What follows is a set of records; repeat all of them exactly.

### Record set
>>

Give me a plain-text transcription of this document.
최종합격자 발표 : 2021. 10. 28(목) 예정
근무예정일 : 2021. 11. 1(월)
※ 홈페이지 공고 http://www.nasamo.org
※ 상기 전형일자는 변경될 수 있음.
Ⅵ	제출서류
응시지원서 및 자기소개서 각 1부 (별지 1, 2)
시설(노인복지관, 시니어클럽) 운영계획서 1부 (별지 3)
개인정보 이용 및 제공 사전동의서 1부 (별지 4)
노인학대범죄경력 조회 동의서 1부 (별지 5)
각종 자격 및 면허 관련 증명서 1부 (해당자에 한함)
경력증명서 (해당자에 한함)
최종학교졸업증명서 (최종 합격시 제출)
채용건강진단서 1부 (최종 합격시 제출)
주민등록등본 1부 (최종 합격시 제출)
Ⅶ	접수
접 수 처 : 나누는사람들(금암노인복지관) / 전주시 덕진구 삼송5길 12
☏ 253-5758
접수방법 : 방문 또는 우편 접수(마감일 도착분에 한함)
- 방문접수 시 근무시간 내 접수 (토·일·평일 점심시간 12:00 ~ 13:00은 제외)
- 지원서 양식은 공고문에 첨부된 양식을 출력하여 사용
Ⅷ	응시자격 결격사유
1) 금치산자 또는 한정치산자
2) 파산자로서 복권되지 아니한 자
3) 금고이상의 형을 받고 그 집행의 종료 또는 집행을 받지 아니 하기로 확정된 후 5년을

<<

### Task solution
Give me a plain-text transcription of this document.
최종합격자 발표 : 2021. 10. 28(목) 예정
근무예정일 : 2021. 11. 1(월)
※ 홈페이지 공고 http://www.nasamo.org
※ 상기 전형일자는 변경될 수 있음.
Ⅵ	제출서류
응시지원서 및 자기소개서 각 1부 (별지 1, 2)
시설(노인복지관, 시니어클럽) 운영계획서 1부 (별지 3)
개인정보 이용 및 제공 사전동의서 1부 (별지 4)
노인학대범죄경력 조회 동의서 1부 (별지 5)
각종 자격 및 면허 관련 증명서 1부 (해당자에 한함)
경력증명서 (해당자에 한함)
최종학교졸업증명서 (최종 합격시 제출)
채용건강진단서 1부 (최종 합격시 제출)
주민등록등본 1부 (최종 합격시 제출)
Ⅶ	접수
접 수 처 : 나누는사람들(금암노인복지관) / 전주시 덕진구 삼송5길 12
☏ 253-5758
접수방법 : 방문 또는 우편 접수(마감일 도착분에 한함)
- 방문접수 시 근무시간 내 접수 (토·일·평일 점심시간 12:00 ~ 13:00은 제외)
- 지원서 양식은 공고문에 첨부된 양식을 출력하여 사용
Ⅷ	응시자격 결격사유
1) 금치산자 또는 한정치산자
2) 파산자로서 복권되지 아니한 자
3) 금고이상의 형을 받고 그 집행의 종료 또는 집행을 받지 아니 하기로 확정된 후 5년을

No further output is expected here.